WHAT TO DO → Copy each line where the word "JSON" occurs.

========

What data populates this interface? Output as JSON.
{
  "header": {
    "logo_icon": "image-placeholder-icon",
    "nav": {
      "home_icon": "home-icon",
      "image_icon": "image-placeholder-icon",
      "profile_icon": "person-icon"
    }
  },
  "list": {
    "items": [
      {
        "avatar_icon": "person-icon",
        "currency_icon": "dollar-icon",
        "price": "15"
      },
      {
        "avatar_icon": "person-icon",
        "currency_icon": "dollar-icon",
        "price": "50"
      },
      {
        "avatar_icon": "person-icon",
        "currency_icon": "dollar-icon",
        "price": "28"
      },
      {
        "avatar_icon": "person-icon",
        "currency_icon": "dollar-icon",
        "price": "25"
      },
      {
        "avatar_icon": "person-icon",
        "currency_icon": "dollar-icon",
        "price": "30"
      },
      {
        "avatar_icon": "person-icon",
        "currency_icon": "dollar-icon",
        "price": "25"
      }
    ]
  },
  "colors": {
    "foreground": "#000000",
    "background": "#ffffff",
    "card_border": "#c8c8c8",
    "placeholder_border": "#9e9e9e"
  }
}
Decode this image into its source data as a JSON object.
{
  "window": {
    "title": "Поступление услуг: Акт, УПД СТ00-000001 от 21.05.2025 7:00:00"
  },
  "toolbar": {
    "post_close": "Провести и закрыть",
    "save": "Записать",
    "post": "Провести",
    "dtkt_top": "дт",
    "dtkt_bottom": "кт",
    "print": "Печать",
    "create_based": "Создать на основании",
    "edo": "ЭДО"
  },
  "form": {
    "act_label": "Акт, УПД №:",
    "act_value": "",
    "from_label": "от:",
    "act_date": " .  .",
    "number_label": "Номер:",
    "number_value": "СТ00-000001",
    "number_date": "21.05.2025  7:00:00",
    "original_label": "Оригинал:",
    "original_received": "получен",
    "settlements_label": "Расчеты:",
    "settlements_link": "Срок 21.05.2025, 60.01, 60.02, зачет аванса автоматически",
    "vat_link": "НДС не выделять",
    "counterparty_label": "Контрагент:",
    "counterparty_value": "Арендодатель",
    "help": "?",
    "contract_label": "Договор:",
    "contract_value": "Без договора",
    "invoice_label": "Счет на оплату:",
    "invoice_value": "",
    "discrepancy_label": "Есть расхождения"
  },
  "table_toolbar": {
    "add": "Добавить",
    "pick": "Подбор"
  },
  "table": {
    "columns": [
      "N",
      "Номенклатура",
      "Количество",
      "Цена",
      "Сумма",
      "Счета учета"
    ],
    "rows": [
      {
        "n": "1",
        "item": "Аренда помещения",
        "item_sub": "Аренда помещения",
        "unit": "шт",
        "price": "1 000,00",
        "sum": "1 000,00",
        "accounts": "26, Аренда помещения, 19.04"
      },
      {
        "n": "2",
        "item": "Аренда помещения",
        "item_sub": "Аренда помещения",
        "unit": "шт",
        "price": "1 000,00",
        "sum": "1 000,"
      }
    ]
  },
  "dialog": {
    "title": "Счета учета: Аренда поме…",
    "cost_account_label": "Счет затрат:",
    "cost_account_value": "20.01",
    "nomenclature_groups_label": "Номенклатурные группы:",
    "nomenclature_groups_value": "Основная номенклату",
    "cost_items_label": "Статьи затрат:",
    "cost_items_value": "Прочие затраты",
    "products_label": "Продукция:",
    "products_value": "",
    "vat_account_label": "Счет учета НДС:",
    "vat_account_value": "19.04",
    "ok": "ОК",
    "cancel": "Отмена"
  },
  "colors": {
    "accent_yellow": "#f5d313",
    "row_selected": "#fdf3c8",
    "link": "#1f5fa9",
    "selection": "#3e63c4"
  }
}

========

EXERCISE RESULT →
What data populates this interface? Output as JSON.
Decode this image into its source data as a JSON object.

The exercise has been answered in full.